======== Input

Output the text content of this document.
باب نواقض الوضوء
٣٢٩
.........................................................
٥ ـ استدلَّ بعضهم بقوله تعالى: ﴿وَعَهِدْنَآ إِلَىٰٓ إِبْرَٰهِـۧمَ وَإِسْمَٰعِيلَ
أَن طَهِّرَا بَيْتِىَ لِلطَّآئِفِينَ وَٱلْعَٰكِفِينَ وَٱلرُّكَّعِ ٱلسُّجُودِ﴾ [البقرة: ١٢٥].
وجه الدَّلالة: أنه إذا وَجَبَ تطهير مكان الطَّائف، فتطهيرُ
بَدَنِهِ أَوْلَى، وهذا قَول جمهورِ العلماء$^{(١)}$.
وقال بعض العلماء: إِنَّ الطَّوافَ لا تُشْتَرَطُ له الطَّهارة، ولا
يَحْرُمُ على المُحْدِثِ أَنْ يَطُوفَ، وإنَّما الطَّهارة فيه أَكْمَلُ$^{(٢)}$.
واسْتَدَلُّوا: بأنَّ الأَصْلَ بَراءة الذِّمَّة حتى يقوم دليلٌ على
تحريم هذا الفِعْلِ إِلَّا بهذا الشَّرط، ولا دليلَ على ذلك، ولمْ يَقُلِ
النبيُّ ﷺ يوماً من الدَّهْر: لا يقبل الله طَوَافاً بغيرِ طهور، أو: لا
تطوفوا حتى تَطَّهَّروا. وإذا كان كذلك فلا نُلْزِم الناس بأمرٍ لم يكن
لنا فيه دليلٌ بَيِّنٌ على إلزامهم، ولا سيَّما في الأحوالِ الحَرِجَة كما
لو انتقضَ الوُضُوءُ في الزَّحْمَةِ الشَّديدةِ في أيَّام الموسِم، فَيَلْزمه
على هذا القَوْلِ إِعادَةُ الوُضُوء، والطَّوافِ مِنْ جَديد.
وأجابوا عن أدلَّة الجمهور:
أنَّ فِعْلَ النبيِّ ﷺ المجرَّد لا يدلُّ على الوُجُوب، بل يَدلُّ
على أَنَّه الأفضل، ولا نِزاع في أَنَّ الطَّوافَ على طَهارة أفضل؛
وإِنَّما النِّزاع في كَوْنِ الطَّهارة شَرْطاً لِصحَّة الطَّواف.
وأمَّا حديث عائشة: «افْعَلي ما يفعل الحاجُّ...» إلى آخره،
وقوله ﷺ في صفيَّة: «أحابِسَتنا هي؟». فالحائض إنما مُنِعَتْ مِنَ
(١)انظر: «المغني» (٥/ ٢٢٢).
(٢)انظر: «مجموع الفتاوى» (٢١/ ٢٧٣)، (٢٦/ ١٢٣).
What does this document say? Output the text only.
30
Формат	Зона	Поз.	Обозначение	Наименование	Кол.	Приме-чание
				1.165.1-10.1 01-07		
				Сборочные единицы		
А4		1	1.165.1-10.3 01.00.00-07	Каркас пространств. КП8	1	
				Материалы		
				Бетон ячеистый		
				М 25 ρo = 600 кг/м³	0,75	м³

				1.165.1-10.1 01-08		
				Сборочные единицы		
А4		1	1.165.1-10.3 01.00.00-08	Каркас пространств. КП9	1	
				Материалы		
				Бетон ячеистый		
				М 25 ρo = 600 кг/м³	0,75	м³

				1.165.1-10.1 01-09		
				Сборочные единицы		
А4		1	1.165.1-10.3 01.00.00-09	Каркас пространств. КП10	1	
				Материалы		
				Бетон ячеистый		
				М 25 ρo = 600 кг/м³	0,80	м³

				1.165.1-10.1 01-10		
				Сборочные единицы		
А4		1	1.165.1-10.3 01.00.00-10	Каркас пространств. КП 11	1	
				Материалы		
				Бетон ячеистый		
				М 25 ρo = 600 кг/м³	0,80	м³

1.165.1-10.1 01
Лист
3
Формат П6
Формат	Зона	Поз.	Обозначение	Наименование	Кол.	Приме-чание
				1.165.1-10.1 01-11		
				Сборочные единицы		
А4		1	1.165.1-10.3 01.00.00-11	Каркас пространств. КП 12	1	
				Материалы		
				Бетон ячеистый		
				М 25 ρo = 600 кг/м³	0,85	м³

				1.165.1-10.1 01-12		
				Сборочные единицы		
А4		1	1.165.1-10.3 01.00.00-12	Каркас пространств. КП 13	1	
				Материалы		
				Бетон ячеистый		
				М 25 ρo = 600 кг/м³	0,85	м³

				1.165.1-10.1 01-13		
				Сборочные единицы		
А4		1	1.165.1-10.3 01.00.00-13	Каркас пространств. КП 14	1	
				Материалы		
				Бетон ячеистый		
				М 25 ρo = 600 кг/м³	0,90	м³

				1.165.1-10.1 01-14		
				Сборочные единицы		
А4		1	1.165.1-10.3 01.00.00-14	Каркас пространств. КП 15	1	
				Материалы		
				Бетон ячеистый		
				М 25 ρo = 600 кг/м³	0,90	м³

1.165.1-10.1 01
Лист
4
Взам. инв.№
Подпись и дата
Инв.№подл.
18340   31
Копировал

================

** Task goal **
Write out the whole listing again. Match it word for word.

** Expected output **
Output the text content of this document.
باب نواقض الوضوء
٣٢٩
.........................................................
٥ ـ استدلَّ بعضهم بقوله تعالى: ﴿وَعَهِدْنَآ إِلَىٰٓ إِبْرَٰهِـۧمَ وَإِسْمَٰعِيلَ
أَن طَهِّرَا بَيْتِىَ لِلطَّآئِفِينَ وَٱلْعَٰكِفِينَ وَٱلرُّكَّعِ ٱلسُّجُودِ﴾ [البقرة: ١٢٥].
وجه الدَّلالة: أنه إذا وَجَبَ تطهير مكان الطَّائف، فتطهيرُ
بَدَنِهِ أَوْلَى، وهذا قَول جمهورِ العلماء$^{(١)}$.
وقال بعض العلماء: إِنَّ الطَّوافَ لا تُشْتَرَطُ له الطَّهارة، ولا
يَحْرُمُ على المُحْدِثِ أَنْ يَطُوفَ، وإنَّما الطَّهارة فيه أَكْمَلُ$^{(٢)}$.
واسْتَدَلُّوا: بأنَّ الأَصْلَ بَراءة الذِّمَّة حتى يقوم دليلٌ على
تحريم هذا الفِعْلِ إِلَّا بهذا الشَّرط، ولا دليلَ على ذلك، ولمْ يَقُلِ
النبيُّ ﷺ يوماً من الدَّهْر: لا يقبل الله طَوَافاً بغيرِ طهور، أو: لا
تطوفوا حتى تَطَّهَّروا. وإذا كان كذلك فلا نُلْزِم الناس بأمرٍ لم يكن
لنا فيه دليلٌ بَيِّنٌ على إلزامهم، ولا سيَّما في الأحوالِ الحَرِجَة كما
لو انتقضَ الوُضُوءُ في الزَّحْمَةِ الشَّديدةِ في أيَّام الموسِم، فَيَلْزمه
على هذا القَوْلِ إِعادَةُ الوُضُوء، والطَّوافِ مِنْ جَديد.
وأجابوا عن أدلَّة الجمهور:
أنَّ فِعْلَ النبيِّ ﷺ المجرَّد لا يدلُّ على الوُجُوب، بل يَدلُّ
على أَنَّه الأفضل، ولا نِزاع في أَنَّ الطَّوافَ على طَهارة أفضل؛
وإِنَّما النِّزاع في كَوْنِ الطَّهارة شَرْطاً لِصحَّة الطَّواف.
وأمَّا حديث عائشة: «افْعَلي ما يفعل الحاجُّ...» إلى آخره،
وقوله ﷺ في صفيَّة: «أحابِسَتنا هي؟». فالحائض إنما مُنِعَتْ مِنَ
(١)انظر: «المغني» (٥/ ٢٢٢).
(٢)انظر: «مجموع الفتاوى» (٢١/ ٢٧٣)، (٢٦/ ١٢٣).
What does this document say? Output the text only.
30
Формат	Зона	Поз.	Обозначение	Наименование	Кол.	Приме-чание
				1.165.1-10.1 01-07		
				Сборочные единицы		
А4		1	1.165.1-10.3 01.00.00-07	Каркас пространств. КП8	1	
				Материалы		
				Бетон ячеистый		
				М 25 ρo = 600 кг/м³	0,75	м³

				1.165.1-10.1 01-08		
				Сборочные единицы		
А4		1	1.165.1-10.3 01.00.00-08	Каркас пространств. КП9	1	
				Материалы		
				Бетон ячеистый		
				М 25 ρo = 600 кг/м³	0,75	м³

				1.165.1-10.1 01-09		
				Сборочные единицы		
А4		1	1.165.1-10.3 01.00.00-09	Каркас пространств. КП10	1	
				Материалы		
				Бетон ячеистый		
				М 25 ρo = 600 кг/м³	0,80	м³

				1.165.1-10.1 01-10		
				Сборочные единицы		
А4		1	1.165.1-10.3 01.00.00-10	Каркас пространств. КП 11	1	
				Материалы		
				Бетон ячеистый		
				М 25 ρo = 600 кг/м³	0,80	м³

1.165.1-10.1 01
Лист
3
Формат П6
Формат	Зона	Поз.	Обозначение	Наименование	Кол.	Приме-чание
				1.165.1-10.1 01-11		
				Сборочные единицы		
А4		1	1.165.1-10.3 01.00.00-11	Каркас пространств. КП 12	1	
				Материалы		
				Бетон ячеистый		
				М 25 ρo = 600 кг/м³	0,85	м³

				1.165.1-10.1 01-12		
				Сборочные единицы		
А4		1	1.165.1-10.3 01.00.00-12	Каркас пространств. КП 13	1	
				Материалы		
				Бетон ячеистый		
				М 25 ρo = 600 кг/м³	0,85	м³

				1.165.1-10.1 01-13		
				Сборочные единицы		
А4		1	1.165.1-10.3 01.00.00-13	Каркас пространств. КП 14	1	
				Материалы		
				Бетон ячеистый		
				М 25 ρo = 600 кг/м³	0,90	м³

				1.165.1-10.1 01-14		
				Сборочные единицы		
А4		1	1.165.1-10.3 01.00.00-14	Каркас пространств. КП 15	1	
				Материалы		
				Бетон ячеистый		
				М 25 ρo = 600 кг/м³	0,90	м³

1.165.1-10.1 01
Лист
4
Взам. инв.№
Подпись и дата
Инв.№подл.
18340   31
Копировал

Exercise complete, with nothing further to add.